### Aim
Every line that includes the word "государственной" is to be listed.

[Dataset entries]
[START]
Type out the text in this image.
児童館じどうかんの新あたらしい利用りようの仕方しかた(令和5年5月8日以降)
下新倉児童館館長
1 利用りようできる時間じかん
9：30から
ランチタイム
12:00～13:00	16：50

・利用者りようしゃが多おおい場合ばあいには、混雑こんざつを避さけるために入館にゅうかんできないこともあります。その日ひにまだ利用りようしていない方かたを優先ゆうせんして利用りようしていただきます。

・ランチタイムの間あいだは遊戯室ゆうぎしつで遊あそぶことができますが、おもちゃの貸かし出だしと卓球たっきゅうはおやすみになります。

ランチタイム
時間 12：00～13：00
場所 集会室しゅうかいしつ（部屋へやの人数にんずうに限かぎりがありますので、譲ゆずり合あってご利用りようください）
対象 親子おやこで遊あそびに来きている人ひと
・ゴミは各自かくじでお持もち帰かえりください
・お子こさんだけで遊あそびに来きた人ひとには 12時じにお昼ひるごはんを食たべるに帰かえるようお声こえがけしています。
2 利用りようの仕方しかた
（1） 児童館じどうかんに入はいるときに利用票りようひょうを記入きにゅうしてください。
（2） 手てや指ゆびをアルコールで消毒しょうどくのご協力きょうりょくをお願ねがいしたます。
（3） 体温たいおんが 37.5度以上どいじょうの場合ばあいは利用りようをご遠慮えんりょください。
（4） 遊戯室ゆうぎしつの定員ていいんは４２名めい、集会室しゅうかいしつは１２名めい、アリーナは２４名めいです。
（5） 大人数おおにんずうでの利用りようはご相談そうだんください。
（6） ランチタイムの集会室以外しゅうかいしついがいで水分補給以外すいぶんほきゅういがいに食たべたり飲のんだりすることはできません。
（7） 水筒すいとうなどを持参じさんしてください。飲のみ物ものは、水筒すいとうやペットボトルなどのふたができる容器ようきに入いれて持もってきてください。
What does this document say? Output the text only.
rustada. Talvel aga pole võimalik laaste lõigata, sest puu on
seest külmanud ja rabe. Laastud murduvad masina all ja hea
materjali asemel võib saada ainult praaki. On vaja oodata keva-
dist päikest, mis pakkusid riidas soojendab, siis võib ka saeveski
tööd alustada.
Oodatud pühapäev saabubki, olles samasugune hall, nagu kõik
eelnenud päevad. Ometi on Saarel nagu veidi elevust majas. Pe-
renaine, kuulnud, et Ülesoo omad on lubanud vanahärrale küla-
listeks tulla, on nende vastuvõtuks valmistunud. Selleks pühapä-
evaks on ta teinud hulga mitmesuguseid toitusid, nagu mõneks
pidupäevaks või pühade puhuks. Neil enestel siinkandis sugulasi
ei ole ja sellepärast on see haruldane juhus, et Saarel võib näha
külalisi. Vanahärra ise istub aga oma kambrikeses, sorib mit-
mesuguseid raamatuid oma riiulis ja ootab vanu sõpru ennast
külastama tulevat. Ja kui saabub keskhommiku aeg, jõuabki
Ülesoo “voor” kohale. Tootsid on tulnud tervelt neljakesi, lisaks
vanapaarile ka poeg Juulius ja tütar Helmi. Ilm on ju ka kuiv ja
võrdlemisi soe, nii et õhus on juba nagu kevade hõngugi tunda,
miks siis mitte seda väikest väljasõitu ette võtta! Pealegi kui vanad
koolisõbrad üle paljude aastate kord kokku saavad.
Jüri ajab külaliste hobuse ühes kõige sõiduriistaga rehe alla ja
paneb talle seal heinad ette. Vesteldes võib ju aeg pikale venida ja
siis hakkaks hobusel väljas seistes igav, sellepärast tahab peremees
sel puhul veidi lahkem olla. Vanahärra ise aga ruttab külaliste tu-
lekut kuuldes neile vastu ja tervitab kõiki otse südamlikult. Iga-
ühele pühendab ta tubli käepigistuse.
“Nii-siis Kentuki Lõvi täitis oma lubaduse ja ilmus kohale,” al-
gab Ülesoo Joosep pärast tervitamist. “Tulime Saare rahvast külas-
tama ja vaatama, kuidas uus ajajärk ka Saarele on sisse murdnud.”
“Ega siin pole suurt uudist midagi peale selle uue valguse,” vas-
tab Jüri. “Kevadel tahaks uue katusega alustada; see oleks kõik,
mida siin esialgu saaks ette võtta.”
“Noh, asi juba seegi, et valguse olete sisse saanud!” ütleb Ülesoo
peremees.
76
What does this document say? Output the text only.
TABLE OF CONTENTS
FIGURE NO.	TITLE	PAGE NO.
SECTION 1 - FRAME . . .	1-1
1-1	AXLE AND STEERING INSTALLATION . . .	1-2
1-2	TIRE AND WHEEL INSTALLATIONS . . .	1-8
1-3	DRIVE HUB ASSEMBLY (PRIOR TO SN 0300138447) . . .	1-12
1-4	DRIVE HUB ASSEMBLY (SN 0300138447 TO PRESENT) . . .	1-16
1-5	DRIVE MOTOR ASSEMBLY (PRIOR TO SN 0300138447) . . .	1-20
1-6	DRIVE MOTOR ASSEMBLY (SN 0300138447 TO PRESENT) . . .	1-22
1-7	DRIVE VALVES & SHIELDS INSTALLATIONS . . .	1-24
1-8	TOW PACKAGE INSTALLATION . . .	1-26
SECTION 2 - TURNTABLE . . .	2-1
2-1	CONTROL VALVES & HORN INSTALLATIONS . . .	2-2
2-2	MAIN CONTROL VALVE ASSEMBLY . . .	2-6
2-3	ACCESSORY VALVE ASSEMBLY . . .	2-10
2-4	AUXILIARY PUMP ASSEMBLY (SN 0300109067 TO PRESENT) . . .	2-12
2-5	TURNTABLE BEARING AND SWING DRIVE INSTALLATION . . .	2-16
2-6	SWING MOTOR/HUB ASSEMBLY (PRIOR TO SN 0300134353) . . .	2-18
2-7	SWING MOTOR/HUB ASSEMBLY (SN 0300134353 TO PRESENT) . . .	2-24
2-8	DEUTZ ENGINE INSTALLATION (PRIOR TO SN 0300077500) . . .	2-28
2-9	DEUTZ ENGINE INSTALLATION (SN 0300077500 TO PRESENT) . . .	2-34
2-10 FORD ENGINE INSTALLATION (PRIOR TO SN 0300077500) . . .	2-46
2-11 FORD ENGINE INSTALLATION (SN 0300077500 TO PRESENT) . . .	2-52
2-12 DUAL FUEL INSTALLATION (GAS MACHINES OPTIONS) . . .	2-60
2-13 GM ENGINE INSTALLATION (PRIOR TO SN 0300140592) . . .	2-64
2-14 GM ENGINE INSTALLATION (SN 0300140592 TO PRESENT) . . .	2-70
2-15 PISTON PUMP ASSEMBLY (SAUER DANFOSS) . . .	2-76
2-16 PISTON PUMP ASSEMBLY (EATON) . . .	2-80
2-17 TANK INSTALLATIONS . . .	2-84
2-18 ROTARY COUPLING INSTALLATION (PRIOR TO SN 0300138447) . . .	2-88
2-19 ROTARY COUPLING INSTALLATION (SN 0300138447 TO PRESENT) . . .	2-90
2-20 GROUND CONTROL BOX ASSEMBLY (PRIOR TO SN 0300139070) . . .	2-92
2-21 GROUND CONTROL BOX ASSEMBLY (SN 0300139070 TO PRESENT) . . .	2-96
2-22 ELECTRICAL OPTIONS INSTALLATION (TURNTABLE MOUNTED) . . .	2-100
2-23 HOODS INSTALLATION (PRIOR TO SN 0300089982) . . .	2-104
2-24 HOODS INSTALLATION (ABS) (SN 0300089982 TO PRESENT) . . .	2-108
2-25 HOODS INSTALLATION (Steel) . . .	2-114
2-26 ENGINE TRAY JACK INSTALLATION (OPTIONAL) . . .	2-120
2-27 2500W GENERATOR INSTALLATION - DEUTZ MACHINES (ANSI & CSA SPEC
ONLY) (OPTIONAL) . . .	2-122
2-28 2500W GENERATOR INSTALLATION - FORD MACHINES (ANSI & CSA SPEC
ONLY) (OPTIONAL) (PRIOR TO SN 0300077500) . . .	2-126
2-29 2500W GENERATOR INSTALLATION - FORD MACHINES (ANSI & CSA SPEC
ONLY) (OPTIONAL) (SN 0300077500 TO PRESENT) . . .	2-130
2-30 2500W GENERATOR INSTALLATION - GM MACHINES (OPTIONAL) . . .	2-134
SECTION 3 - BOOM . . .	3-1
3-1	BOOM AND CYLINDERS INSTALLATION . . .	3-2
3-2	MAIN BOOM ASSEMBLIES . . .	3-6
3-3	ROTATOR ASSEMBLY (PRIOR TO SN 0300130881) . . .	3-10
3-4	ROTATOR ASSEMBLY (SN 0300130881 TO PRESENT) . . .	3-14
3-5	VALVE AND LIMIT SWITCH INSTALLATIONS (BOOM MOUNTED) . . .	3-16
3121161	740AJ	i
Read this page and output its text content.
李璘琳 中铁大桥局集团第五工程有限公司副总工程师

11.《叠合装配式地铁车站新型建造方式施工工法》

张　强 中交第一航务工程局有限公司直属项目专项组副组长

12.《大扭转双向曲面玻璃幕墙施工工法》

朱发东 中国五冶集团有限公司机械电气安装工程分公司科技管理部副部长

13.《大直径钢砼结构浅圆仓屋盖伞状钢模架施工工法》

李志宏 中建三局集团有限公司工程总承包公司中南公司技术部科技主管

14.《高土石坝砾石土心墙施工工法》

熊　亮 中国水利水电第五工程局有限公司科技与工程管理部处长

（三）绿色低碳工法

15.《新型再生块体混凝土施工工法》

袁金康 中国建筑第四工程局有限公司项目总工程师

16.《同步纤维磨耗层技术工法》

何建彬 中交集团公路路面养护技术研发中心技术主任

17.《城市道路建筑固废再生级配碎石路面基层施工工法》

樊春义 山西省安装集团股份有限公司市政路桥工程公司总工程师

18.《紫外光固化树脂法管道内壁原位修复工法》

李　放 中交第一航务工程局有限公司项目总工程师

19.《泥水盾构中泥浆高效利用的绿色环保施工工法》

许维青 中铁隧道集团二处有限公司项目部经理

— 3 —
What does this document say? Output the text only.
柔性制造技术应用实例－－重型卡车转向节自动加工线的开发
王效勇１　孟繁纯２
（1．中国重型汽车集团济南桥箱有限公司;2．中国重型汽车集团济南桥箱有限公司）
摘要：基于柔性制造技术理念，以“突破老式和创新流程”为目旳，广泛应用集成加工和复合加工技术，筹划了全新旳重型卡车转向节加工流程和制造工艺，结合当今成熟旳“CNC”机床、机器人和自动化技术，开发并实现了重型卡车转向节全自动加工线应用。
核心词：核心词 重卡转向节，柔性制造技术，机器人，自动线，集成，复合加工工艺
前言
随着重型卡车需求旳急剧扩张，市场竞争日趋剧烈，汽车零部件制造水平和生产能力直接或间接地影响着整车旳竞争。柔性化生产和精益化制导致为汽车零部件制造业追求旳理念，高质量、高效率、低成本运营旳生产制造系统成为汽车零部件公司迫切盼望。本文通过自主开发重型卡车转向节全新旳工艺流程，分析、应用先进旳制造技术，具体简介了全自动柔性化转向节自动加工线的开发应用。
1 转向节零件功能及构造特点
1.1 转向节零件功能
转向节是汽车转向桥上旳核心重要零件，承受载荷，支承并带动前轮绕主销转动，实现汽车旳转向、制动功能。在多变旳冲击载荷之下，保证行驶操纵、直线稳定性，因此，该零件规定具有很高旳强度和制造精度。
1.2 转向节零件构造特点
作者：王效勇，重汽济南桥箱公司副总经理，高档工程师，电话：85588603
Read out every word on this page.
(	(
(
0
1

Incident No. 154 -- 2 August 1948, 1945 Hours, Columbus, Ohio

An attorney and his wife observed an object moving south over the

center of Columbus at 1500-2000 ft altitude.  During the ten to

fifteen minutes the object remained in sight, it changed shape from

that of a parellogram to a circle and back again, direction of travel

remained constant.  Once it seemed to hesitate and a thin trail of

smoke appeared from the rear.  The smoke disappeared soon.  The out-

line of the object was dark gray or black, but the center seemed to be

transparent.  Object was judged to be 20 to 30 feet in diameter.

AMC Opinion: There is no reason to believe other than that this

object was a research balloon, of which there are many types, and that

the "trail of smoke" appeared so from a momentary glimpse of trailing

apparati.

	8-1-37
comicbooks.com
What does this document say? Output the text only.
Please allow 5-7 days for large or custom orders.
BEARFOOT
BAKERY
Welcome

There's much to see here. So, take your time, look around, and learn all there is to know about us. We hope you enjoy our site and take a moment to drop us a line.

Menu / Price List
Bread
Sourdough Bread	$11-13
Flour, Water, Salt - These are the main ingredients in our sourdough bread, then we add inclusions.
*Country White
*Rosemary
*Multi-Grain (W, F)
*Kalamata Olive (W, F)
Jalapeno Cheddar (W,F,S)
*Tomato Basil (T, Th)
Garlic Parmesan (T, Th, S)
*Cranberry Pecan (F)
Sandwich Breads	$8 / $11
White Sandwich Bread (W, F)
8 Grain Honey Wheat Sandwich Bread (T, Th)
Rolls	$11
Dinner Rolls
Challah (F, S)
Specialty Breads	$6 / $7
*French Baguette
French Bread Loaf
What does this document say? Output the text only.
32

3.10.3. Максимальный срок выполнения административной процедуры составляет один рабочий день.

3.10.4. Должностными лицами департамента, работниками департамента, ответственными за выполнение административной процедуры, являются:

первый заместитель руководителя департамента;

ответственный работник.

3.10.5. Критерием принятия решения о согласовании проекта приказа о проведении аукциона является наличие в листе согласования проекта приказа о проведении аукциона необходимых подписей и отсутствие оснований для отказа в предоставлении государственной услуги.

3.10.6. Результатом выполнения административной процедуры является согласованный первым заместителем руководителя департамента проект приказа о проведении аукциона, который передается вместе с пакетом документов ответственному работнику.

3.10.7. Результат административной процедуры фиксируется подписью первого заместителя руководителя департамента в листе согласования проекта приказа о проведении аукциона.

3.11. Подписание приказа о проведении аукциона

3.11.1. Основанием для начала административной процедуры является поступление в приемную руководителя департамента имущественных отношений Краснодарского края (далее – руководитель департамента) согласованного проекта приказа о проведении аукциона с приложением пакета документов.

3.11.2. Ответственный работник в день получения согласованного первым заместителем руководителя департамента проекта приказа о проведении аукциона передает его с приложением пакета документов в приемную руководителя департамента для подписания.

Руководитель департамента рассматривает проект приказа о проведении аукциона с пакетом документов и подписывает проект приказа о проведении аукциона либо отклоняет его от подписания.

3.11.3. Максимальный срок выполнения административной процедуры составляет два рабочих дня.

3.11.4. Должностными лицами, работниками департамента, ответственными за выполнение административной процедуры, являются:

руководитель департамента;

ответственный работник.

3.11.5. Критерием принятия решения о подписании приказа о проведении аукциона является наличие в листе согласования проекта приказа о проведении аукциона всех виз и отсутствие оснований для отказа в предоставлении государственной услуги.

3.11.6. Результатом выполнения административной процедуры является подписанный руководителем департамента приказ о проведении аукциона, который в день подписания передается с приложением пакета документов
[END]
### Full answer
3.10.5. Критерием принятия решения о согласовании проекта приказа о проведении аукциона является наличие в листе согласования проекта приказа о проведении аукциона необходимых подписей и отсутствие оснований для отказа в предоставлении государственной услуги.
3.11.5. Критерием принятия решения о подписании приказа о проведении аукциона является наличие в листе согласования проекта приказа о проведении аукциона всех виз и отсутствие оснований для отказа в предоставлении государственной услуги.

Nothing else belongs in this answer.